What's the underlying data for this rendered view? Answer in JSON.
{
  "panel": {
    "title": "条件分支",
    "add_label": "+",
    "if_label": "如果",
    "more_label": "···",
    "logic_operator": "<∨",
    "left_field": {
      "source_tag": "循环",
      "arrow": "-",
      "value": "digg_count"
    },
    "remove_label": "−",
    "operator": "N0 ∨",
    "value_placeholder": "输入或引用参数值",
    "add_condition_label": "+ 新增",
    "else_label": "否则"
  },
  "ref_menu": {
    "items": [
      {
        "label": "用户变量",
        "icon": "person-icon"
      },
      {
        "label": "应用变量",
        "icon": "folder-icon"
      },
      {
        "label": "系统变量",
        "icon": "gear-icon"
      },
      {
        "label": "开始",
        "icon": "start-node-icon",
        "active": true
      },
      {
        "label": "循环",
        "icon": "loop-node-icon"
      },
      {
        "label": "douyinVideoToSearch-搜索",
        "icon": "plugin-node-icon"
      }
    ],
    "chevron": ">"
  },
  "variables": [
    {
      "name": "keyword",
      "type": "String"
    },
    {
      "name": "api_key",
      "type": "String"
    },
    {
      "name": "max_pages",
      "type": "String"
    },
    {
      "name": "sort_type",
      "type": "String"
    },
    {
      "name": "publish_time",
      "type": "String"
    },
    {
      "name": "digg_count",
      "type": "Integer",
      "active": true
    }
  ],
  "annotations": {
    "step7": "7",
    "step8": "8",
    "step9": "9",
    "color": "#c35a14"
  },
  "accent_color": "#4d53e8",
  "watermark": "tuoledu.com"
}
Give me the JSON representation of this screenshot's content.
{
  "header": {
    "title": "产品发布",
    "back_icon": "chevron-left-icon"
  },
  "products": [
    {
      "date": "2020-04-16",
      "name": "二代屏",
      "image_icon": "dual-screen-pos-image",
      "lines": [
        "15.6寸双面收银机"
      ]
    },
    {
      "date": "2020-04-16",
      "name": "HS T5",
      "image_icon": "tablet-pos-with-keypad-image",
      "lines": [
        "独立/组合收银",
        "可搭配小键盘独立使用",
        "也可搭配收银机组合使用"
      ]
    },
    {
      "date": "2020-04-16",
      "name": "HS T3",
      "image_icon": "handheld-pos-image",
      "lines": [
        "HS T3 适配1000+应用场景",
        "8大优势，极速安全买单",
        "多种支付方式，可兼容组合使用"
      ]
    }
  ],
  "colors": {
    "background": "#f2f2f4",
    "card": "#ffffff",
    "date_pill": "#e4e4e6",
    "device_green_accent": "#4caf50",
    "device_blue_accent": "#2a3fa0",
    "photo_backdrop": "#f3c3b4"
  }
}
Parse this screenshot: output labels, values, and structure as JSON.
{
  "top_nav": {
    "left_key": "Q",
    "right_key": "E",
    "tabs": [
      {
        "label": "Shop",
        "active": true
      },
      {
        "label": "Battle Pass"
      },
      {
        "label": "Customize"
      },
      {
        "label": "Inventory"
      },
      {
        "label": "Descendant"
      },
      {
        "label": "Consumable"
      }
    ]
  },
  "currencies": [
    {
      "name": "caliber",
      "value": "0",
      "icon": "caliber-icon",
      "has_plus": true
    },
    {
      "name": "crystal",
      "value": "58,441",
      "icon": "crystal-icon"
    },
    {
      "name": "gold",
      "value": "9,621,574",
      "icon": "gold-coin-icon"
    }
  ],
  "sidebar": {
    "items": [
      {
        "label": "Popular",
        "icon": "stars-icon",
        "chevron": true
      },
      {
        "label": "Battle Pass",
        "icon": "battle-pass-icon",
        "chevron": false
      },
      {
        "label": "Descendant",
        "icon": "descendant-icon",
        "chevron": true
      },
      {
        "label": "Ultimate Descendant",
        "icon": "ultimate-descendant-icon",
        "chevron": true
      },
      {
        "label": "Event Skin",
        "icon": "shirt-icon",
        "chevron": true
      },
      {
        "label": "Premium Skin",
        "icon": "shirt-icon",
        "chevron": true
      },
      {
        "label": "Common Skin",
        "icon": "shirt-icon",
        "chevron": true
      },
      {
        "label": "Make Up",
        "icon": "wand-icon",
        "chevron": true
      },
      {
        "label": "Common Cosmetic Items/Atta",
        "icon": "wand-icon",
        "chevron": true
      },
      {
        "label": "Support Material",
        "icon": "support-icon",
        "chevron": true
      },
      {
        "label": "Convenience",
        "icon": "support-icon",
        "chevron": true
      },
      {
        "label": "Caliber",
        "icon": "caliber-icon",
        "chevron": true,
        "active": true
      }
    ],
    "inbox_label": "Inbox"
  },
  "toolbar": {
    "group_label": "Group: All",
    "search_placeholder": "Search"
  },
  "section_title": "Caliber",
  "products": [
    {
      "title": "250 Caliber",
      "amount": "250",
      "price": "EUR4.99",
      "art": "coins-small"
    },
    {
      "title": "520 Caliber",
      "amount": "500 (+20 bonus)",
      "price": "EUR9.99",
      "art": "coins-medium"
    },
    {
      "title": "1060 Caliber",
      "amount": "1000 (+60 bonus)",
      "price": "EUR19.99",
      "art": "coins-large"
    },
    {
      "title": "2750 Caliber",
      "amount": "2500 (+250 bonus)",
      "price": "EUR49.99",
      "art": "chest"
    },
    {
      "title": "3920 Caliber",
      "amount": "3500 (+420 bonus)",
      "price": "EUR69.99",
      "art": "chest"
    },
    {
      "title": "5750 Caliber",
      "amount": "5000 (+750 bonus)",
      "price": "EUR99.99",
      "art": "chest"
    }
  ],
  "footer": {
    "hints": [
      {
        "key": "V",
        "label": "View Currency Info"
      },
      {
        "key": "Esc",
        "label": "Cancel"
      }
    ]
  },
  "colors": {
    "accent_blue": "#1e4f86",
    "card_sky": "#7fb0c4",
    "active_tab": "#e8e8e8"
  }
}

==

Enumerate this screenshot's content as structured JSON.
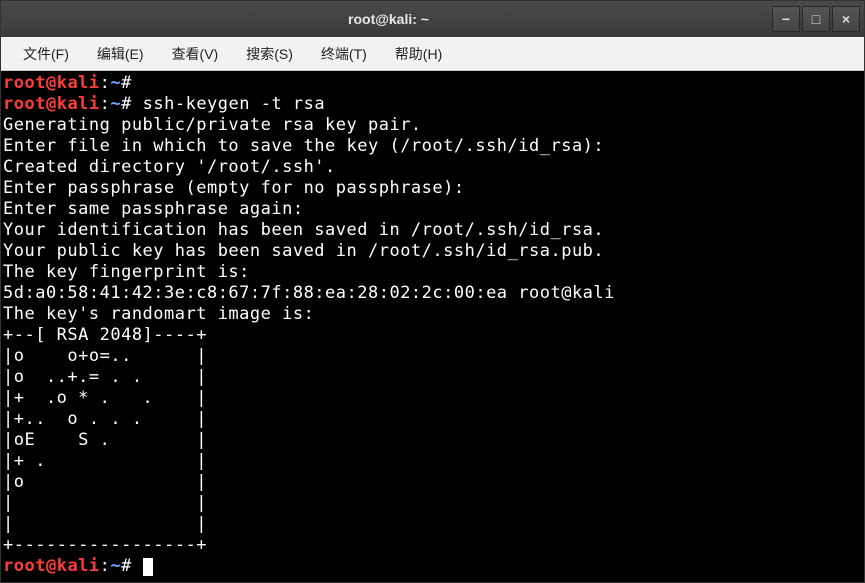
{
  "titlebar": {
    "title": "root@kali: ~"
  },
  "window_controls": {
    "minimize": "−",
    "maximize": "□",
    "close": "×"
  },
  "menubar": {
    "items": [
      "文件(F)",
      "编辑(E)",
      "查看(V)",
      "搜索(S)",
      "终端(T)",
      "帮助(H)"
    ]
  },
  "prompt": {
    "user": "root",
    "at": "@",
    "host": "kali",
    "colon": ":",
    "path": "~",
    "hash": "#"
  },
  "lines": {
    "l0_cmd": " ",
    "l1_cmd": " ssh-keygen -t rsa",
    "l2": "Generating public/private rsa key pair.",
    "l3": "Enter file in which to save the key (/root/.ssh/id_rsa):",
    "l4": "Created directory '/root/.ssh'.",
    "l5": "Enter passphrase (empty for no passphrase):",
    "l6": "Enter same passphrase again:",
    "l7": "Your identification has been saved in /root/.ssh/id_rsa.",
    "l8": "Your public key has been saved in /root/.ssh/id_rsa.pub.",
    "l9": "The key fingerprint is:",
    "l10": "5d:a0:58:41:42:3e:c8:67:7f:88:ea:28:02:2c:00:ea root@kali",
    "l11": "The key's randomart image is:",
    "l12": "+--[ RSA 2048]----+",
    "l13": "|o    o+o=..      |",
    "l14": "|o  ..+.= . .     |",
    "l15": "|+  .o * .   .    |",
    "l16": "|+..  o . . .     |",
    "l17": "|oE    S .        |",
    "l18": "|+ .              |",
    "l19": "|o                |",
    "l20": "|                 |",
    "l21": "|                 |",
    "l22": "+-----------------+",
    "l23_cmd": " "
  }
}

* * *

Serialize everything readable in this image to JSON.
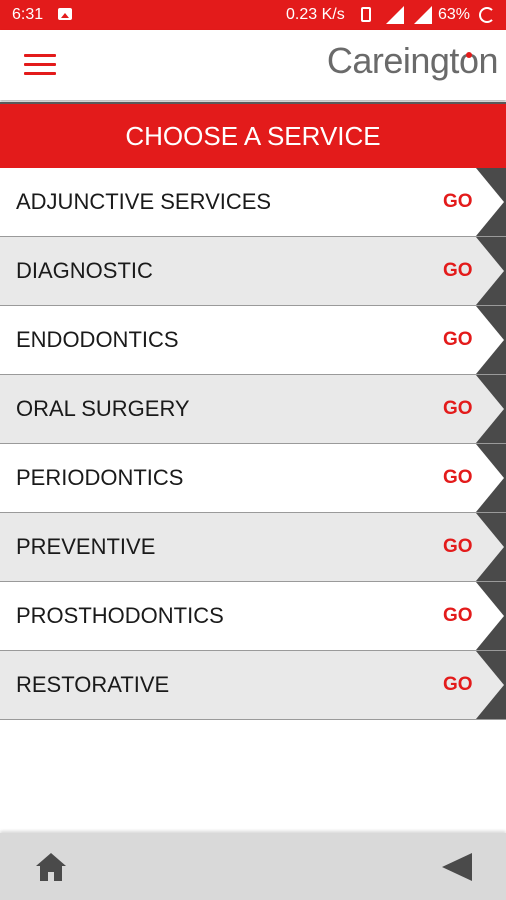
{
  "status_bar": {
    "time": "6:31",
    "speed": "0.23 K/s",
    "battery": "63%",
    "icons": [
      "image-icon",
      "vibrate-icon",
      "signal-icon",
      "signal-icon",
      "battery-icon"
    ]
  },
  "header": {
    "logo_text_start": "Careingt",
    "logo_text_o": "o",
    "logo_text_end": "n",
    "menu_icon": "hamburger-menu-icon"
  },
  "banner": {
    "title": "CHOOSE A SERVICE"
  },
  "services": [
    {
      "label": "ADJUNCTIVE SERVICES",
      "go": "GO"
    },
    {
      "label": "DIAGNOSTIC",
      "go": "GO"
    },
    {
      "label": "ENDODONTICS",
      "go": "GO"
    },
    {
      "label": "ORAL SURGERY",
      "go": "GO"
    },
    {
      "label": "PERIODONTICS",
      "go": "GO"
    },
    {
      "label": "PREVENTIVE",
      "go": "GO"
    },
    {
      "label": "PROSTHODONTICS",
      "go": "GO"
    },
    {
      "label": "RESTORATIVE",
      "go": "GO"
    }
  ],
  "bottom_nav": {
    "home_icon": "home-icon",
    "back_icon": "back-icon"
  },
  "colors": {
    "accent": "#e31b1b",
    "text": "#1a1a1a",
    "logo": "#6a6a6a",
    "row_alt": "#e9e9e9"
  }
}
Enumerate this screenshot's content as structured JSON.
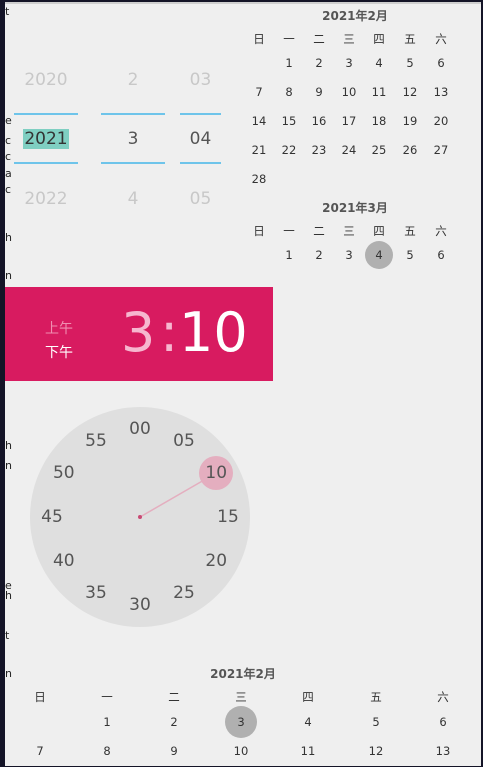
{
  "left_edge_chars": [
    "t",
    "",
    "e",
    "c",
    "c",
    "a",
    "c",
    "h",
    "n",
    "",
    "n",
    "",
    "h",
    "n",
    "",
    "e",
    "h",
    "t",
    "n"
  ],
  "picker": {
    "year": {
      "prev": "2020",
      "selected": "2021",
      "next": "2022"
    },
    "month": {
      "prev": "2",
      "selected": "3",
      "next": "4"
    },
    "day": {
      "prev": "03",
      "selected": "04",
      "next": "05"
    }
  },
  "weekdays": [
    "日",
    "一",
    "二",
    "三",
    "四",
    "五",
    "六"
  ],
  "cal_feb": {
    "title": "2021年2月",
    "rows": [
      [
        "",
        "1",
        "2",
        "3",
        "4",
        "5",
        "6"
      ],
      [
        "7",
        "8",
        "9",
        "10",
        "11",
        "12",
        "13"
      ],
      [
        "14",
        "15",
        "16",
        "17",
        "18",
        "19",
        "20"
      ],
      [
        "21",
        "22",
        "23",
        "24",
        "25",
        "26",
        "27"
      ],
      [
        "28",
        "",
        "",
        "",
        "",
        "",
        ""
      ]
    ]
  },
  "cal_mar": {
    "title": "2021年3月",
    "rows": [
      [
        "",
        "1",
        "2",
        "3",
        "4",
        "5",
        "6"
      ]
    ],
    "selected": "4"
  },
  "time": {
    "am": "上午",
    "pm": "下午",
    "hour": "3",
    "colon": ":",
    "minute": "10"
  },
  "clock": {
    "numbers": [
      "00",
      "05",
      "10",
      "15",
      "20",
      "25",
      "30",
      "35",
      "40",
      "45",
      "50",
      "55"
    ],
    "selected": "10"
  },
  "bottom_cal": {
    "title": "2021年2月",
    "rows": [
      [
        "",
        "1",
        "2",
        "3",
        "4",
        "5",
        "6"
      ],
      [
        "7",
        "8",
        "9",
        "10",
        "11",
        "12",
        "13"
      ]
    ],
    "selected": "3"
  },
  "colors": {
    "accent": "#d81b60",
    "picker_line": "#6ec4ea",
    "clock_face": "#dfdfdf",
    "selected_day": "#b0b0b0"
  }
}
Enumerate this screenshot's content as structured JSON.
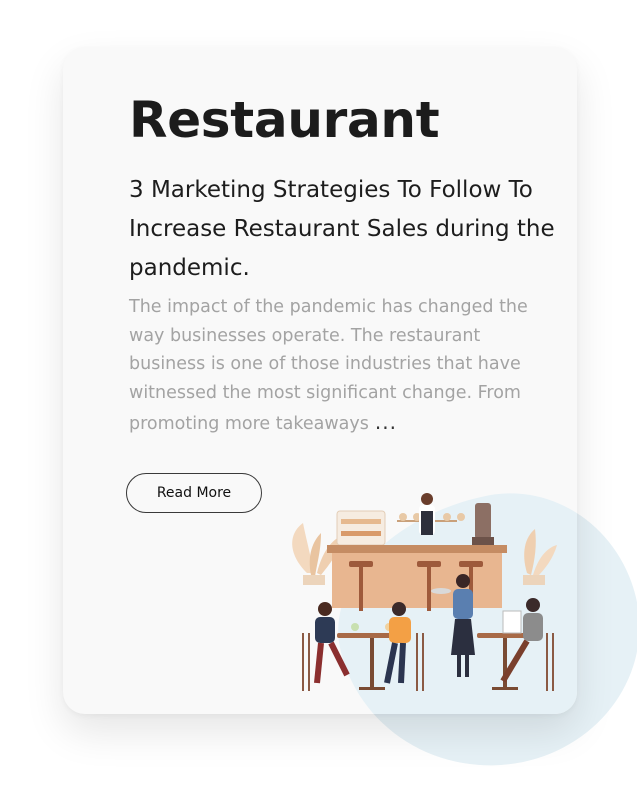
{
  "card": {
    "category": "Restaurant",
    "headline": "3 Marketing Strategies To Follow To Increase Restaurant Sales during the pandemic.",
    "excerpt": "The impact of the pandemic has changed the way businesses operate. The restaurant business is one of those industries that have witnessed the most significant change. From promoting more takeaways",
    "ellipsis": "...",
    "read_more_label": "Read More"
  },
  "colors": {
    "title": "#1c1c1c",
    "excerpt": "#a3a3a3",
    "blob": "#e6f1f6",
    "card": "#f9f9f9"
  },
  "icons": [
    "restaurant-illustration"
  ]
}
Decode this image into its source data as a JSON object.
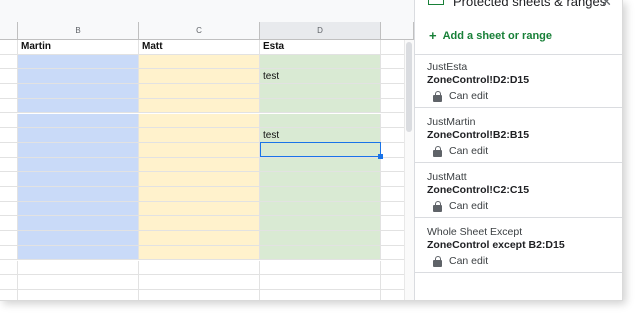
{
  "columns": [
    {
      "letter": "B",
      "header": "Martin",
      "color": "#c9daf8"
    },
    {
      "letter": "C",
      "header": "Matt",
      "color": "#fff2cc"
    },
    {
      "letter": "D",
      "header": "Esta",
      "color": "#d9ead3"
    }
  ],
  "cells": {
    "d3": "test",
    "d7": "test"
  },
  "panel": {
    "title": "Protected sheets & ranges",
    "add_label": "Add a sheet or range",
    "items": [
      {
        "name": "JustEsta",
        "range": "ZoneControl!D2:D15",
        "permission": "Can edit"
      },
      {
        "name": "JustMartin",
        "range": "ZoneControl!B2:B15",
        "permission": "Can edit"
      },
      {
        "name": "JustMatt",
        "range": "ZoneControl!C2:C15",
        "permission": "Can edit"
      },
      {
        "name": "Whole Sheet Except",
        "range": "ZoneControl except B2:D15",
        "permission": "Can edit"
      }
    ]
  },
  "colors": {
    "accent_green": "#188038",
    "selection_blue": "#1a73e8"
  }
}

▶ _Objective_
Filter the records above for "kali" and copy every matching line.

▶ _Solution to the problem_
    "title": "root@kali: ~"
    "host": "kali",
    "l10": "5d:a0:58:41:42:3e:c8:67:7f:88:ea:28:02:2c:00:ea root@kali",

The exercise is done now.